**THE REQUEST:** Only the number is wanted: how many lines hold the word "nicht"?

━━ RECORDED INFORMATION ━━

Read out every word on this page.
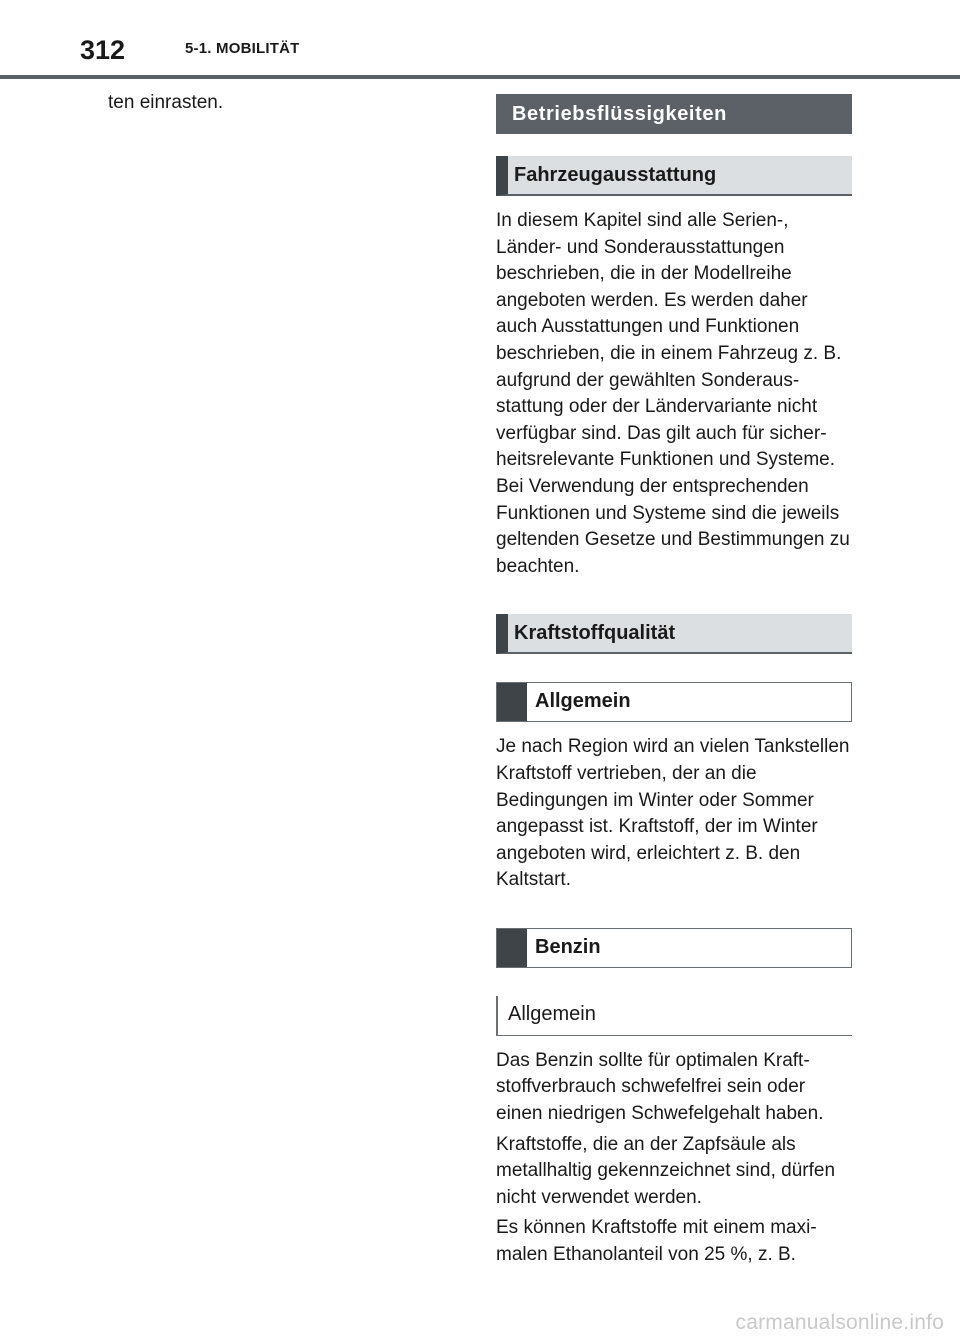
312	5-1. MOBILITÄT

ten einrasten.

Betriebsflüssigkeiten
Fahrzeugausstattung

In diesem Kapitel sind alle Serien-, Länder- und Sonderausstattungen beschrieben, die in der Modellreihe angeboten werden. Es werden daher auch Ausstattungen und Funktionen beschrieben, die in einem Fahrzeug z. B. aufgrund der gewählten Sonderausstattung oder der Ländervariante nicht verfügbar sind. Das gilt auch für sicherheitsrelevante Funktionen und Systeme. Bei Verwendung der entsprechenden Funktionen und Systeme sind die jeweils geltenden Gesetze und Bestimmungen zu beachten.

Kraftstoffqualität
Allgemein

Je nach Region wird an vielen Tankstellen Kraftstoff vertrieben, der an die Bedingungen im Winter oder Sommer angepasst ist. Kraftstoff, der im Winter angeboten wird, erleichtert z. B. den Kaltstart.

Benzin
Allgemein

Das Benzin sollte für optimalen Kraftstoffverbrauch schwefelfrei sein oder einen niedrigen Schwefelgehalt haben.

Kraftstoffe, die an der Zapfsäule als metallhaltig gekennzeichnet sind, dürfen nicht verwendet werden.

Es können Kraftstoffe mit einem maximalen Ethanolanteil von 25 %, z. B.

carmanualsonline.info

━━━
━━ RECORDED INFORMATION ━━

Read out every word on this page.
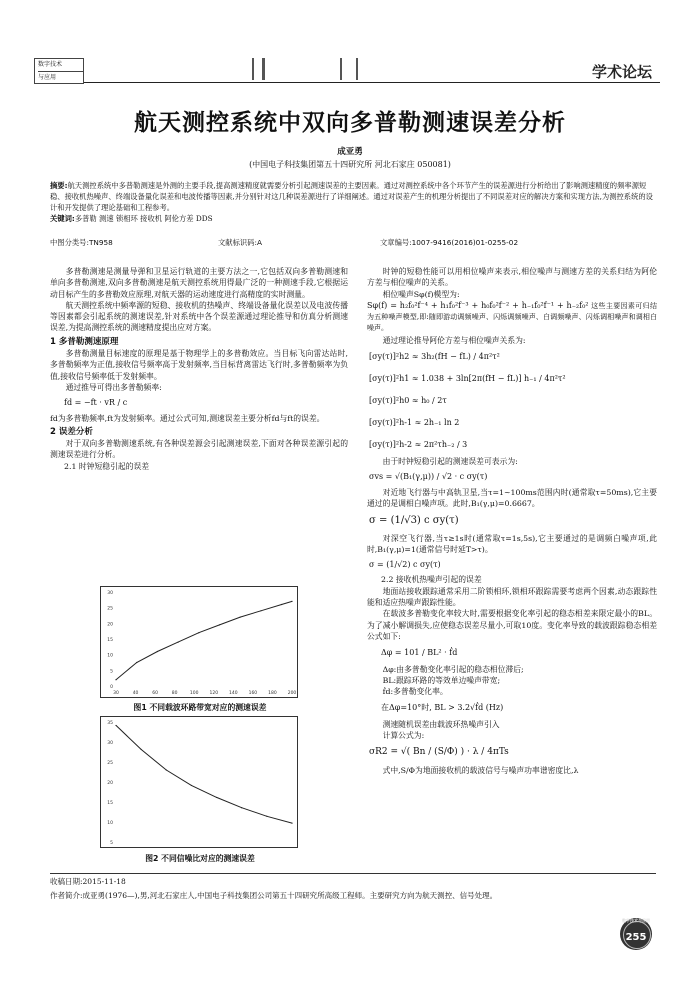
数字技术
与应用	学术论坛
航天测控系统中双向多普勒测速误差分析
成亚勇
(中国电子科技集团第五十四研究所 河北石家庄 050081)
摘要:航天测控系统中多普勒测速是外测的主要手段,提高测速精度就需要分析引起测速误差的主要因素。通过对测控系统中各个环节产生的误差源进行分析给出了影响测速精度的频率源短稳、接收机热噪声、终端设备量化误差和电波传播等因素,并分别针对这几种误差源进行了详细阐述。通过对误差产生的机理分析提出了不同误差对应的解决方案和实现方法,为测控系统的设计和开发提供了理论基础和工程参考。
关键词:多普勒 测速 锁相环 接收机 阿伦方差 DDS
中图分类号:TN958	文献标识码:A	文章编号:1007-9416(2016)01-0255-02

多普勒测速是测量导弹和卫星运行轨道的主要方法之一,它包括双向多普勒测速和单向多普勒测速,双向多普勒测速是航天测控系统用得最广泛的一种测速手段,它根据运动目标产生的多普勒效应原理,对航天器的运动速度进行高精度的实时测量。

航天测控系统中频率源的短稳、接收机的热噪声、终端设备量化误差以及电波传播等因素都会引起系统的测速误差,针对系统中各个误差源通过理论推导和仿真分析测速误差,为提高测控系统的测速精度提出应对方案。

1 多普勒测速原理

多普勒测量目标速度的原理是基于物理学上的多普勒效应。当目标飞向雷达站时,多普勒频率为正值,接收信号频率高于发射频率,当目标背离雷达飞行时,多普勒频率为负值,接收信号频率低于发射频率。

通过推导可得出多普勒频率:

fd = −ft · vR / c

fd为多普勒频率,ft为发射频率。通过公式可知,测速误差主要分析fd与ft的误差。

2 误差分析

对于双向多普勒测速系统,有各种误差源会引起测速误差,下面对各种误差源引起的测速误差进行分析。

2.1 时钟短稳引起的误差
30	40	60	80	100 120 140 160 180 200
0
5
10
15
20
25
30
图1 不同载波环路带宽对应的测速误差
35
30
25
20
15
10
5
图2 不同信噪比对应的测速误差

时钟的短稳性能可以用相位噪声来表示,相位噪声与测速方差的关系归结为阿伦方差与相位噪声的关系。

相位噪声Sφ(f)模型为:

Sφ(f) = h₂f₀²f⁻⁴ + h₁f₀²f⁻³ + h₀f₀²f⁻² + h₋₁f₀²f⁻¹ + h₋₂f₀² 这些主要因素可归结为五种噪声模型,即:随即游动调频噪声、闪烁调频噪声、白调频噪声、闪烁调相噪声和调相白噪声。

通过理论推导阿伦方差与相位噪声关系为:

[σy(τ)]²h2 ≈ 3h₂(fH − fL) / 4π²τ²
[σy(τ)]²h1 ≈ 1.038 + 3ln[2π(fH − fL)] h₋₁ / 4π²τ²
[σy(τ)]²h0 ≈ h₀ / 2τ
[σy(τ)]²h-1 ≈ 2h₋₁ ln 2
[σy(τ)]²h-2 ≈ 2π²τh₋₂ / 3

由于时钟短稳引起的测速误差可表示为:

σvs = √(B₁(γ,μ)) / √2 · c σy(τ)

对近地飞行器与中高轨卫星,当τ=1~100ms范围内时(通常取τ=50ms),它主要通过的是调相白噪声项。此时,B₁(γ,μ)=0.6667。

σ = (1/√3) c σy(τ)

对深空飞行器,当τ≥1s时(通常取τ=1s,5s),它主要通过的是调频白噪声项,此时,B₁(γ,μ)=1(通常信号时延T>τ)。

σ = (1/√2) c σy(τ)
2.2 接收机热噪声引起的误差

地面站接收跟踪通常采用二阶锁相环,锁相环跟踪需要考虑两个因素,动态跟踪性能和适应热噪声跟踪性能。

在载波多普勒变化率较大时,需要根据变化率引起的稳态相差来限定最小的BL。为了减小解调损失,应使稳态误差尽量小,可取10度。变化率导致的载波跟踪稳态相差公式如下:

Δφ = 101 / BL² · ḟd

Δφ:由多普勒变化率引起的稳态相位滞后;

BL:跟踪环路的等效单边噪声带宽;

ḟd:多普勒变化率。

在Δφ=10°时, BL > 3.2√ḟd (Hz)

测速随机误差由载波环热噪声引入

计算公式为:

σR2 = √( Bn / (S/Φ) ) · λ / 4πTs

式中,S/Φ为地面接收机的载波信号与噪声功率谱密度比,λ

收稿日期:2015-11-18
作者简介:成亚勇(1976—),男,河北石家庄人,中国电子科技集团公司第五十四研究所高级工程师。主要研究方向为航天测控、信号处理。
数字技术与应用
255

━━━

**RESULT BELOW:** 2